[Collected data]
════

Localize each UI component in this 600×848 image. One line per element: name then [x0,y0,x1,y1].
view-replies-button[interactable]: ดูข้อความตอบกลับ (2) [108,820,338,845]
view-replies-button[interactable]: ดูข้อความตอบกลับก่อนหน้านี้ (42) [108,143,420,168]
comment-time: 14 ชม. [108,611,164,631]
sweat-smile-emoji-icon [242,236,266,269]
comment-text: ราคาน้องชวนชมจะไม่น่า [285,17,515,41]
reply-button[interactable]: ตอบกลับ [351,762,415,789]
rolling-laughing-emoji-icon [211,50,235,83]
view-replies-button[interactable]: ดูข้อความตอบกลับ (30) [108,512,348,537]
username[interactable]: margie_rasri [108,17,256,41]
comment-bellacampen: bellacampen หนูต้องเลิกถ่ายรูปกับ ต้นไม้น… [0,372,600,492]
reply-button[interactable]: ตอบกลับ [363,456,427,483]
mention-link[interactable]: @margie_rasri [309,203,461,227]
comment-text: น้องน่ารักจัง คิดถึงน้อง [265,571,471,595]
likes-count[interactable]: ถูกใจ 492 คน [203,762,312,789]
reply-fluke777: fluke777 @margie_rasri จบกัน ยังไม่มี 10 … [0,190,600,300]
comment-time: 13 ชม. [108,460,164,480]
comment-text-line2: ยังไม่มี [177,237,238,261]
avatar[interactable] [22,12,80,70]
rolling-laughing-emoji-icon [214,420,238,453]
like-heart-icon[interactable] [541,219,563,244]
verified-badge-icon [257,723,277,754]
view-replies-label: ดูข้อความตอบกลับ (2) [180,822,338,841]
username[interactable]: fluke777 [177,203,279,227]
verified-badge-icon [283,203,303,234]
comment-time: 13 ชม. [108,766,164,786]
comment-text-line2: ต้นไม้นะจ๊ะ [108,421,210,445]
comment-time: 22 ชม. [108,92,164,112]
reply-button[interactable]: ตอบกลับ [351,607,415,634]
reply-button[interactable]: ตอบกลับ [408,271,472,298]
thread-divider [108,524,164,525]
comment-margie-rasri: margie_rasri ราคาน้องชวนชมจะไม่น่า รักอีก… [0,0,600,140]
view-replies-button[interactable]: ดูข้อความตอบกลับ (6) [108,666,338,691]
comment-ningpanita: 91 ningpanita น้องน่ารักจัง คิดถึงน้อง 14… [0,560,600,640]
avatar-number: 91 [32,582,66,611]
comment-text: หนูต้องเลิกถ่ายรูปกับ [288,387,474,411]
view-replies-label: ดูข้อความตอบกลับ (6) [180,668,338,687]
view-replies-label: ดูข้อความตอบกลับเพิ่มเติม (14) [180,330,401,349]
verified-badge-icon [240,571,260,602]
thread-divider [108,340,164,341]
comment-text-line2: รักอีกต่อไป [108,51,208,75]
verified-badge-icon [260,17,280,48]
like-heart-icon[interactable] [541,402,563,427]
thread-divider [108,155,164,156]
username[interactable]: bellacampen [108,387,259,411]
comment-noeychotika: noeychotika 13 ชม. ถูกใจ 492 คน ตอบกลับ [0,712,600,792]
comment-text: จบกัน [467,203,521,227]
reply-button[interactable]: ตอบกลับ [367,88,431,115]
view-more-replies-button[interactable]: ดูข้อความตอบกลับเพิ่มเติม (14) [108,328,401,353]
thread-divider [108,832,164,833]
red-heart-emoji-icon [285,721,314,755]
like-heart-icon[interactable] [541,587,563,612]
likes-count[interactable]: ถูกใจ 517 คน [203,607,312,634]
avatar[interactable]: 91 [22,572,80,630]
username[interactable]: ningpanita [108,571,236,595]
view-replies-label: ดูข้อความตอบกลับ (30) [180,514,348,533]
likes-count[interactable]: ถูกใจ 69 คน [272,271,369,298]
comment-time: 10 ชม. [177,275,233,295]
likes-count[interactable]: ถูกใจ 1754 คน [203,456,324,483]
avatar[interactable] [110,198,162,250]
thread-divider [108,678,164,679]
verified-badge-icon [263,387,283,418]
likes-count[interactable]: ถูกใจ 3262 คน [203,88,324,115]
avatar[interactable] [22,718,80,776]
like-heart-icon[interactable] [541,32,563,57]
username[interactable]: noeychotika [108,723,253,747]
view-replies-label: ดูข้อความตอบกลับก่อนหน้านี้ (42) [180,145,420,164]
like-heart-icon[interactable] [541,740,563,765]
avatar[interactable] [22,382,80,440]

════

What you need to do :: Copy out, unchanged, every line from the first one through the line holding "rolling-laughing-emoji-icon [211,50,235,83]", both included.

Answer in full ::
Localize each UI component in this 600×848 image. One line per element: name then [x0,y0,x1,y1].
view-replies-button[interactable]: ดูข้อความตอบกลับ (2) [108,820,338,845]
view-replies-button[interactable]: ดูข้อความตอบกลับก่อนหน้านี้ (42) [108,143,420,168]
comment-time: 14 ชม. [108,611,164,631]
sweat-smile-emoji-icon [242,236,266,269]
comment-text: ราคาน้องชวนชมจะไม่น่า [285,17,515,41]
reply-button[interactable]: ตอบกลับ [351,762,415,789]
rolling-laughing-emoji-icon [211,50,235,83]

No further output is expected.